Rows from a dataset
** START **
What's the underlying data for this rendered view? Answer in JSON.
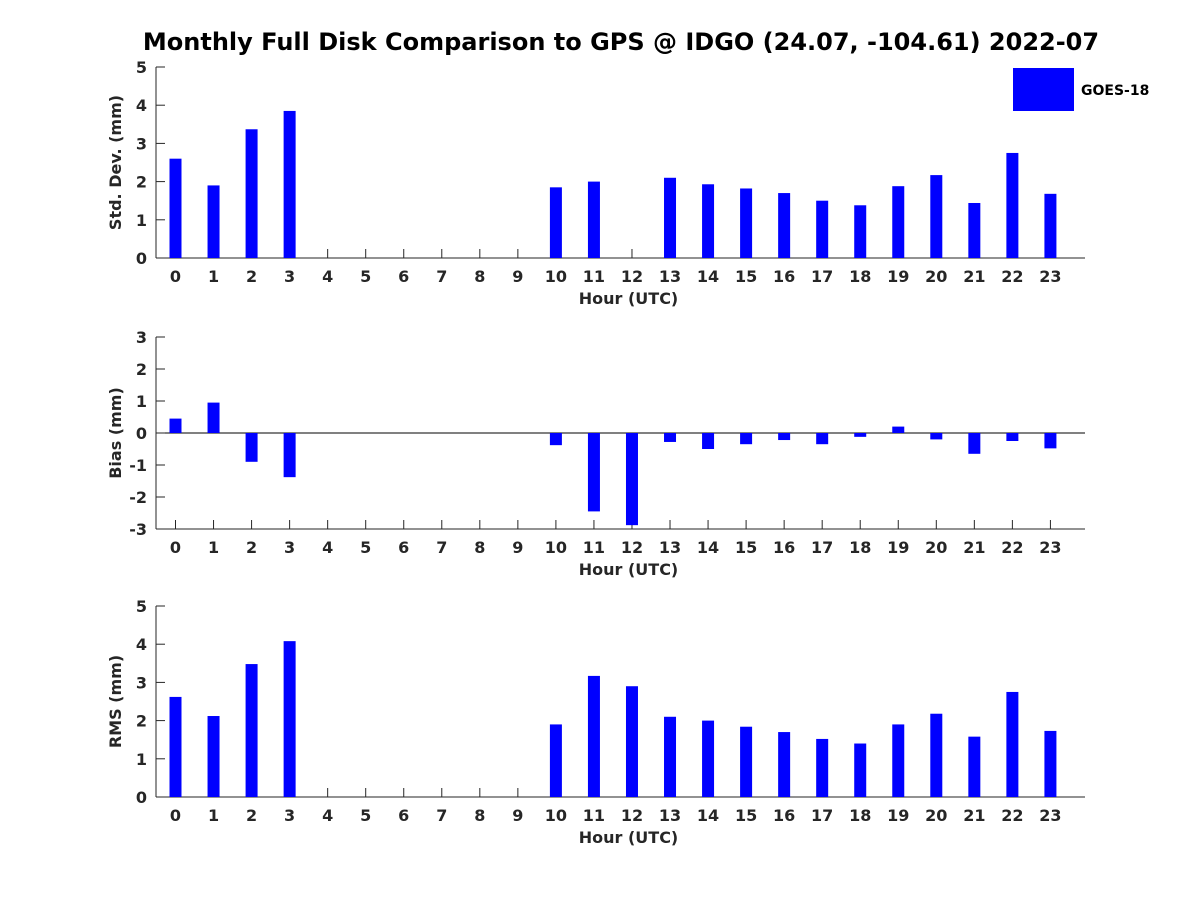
{
  "title": "Monthly Full Disk Comparison to GPS @ IDGO (24.07, -104.61) 2022-07",
  "colors": {
    "bar": "#0000ff",
    "axis": "#262626"
  },
  "legend": {
    "label": "GOES-18",
    "placement": "top-right"
  },
  "chart_data": [
    {
      "type": "bar",
      "id": "std",
      "categories": [
        "0",
        "1",
        "2",
        "3",
        "4",
        "5",
        "6",
        "7",
        "8",
        "9",
        "10",
        "11",
        "12",
        "13",
        "14",
        "15",
        "16",
        "17",
        "18",
        "19",
        "20",
        "21",
        "22",
        "23"
      ],
      "series": [
        {
          "name": "GOES-18",
          "values": [
            2.6,
            1.9,
            3.37,
            3.85,
            null,
            null,
            null,
            null,
            null,
            null,
            1.85,
            2.0,
            null,
            2.1,
            1.93,
            1.82,
            1.7,
            1.5,
            1.38,
            1.88,
            2.17,
            1.44,
            2.75,
            1.68
          ]
        }
      ],
      "xlabel": "Hour (UTC)",
      "ylabel": "Std. Dev. (mm)",
      "ylim": [
        0,
        5
      ],
      "yticks": [
        0,
        1,
        2,
        3,
        4,
        5
      ],
      "grid": false
    },
    {
      "type": "bar",
      "id": "bias",
      "categories": [
        "0",
        "1",
        "2",
        "3",
        "4",
        "5",
        "6",
        "7",
        "8",
        "9",
        "10",
        "11",
        "12",
        "13",
        "14",
        "15",
        "16",
        "17",
        "18",
        "19",
        "20",
        "21",
        "22",
        "23"
      ],
      "series": [
        {
          "name": "GOES-18",
          "values": [
            0.45,
            0.95,
            -0.9,
            -1.38,
            null,
            null,
            null,
            null,
            null,
            null,
            -0.38,
            -2.45,
            -2.88,
            -0.28,
            -0.5,
            -0.35,
            -0.22,
            -0.35,
            -0.12,
            0.2,
            -0.2,
            -0.65,
            -0.25,
            -0.48
          ]
        }
      ],
      "xlabel": "Hour (UTC)",
      "ylabel": "Bias (mm)",
      "ylim": [
        -3,
        3
      ],
      "yticks": [
        -3,
        -2,
        -1,
        0,
        1,
        2,
        3
      ],
      "zero_line": true,
      "grid": false
    },
    {
      "type": "bar",
      "id": "rms",
      "categories": [
        "0",
        "1",
        "2",
        "3",
        "4",
        "5",
        "6",
        "7",
        "8",
        "9",
        "10",
        "11",
        "12",
        "13",
        "14",
        "15",
        "16",
        "17",
        "18",
        "19",
        "20",
        "21",
        "22",
        "23"
      ],
      "series": [
        {
          "name": "GOES-18",
          "values": [
            2.62,
            2.12,
            3.48,
            4.08,
            null,
            null,
            null,
            null,
            null,
            null,
            1.9,
            3.17,
            2.9,
            2.1,
            2.0,
            1.84,
            1.7,
            1.52,
            1.4,
            1.9,
            2.18,
            1.58,
            2.75,
            1.73
          ]
        }
      ],
      "xlabel": "Hour (UTC)",
      "ylabel": "RMS (mm)",
      "ylim": [
        0,
        5
      ],
      "yticks": [
        0,
        1,
        2,
        3,
        4,
        5
      ],
      "grid": false
    }
  ]
}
** END **
> _What you will do_
Without the pictures, reproduce every line of the records above exactly.

> _Solution_
What's the underlying data for this rendered view? Answer in JSON.
{
  "title": "Monthly Full Disk Comparison to GPS @ IDGO (24.07, -104.61) 2022-07",
  "colors": {
    "bar": "#0000ff",
    "axis": "#262626"
  },
  "legend": {
    "label": "GOES-18",
    "placement": "top-right"
  },
  "chart_data": [
    {
      "type": "bar",
      "id": "std",
      "categories": [
        "0",
        "1",
        "2",
        "3",
        "4",
        "5",
        "6",
        "7",
        "8",
        "9",
        "10",
        "11",
        "12",
        "13",
        "14",
        "15",
        "16",
        "17",
        "18",
        "19",
        "20",
        "21",
        "22",
        "23"
      ],
      "series": [
        {
          "name": "GOES-18",
          "values": [
            2.6,
            1.9,
            3.37,
            3.85,
            null,
            null,
            null,
            null,
            null,
            null,
            1.85,
            2.0,
            null,
            2.1,
            1.93,
            1.82,
            1.7,
            1.5,
            1.38,
            1.88,
            2.17,
            1.44,
            2.75,
            1.68
          ]
        }
      ],
      "xlabel": "Hour (UTC)",
      "ylabel": "Std. Dev. (mm)",
      "ylim": [
        0,
        5
      ],
      "yticks": [
        0,
        1,
        2,
        3,
        4,
        5
      ],
      "grid": false
    },
    {
      "type": "bar",
      "id": "bias",
      "categories": [
        "0",
        "1",
        "2",
        "3",
        "4",
        "5",
        "6",
        "7",
        "8",
        "9",
        "10",
        "11",
        "12",
        "13",
        "14",
        "15",
        "16",
        "17",
        "18",
        "19",
        "20",
        "21",
        "22",
        "23"
      ],
      "series": [
        {
          "name": "GOES-18",
          "values": [
            0.45,
            0.95,
            -0.9,
            -1.38,
            null,
            null,
            null,
            null,
            null,
            null,
            -0.38,
            -2.45,
            -2.88,
            -0.28,
            -0.5,
            -0.35,
            -0.22,
            -0.35,
            -0.12,
            0.2,
            -0.2,
            -0.65,
            -0.25,
            -0.48
          ]
        }
      ],
      "xlabel": "Hour (UTC)",
      "ylabel": "Bias (mm)",
      "ylim": [
        -3,
        3
      ],
      "yticks": [
        -3,
        -2,
        -1,
        0,
        1,
        2,
        3
      ],
      "zero_line": true,
      "grid": false
    },
    {
      "type": "bar",
      "id": "rms",
      "categories": [
        "0",
        "1",
        "2",
        "3",
        "4",
        "5",
        "6",
        "7",
        "8",
        "9",
        "10",
        "11",
        "12",
        "13",
        "14",
        "15",
        "16",
        "17",
        "18",
        "19",
        "20",
        "21",
        "22",
        "23"
      ],
      "series": [
        {
          "name": "GOES-18",
          "values": [
            2.62,
            2.12,
            3.48,
            4.08,
            null,
            null,
            null,
            null,
            null,
            null,
            1.9,
            3.17,
            2.9,
            2.1,
            2.0,
            1.84,
            1.7,
            1.52,
            1.4,
            1.9,
            2.18,
            1.58,
            2.75,
            1.73
          ]
        }
      ],
      "xlabel": "Hour (UTC)",
      "ylabel": "RMS (mm)",
      "ylim": [
        0,
        5
      ],
      "yticks": [
        0,
        1,
        2,
        3,
        4,
        5
      ],
      "grid": false
    }
  ]
}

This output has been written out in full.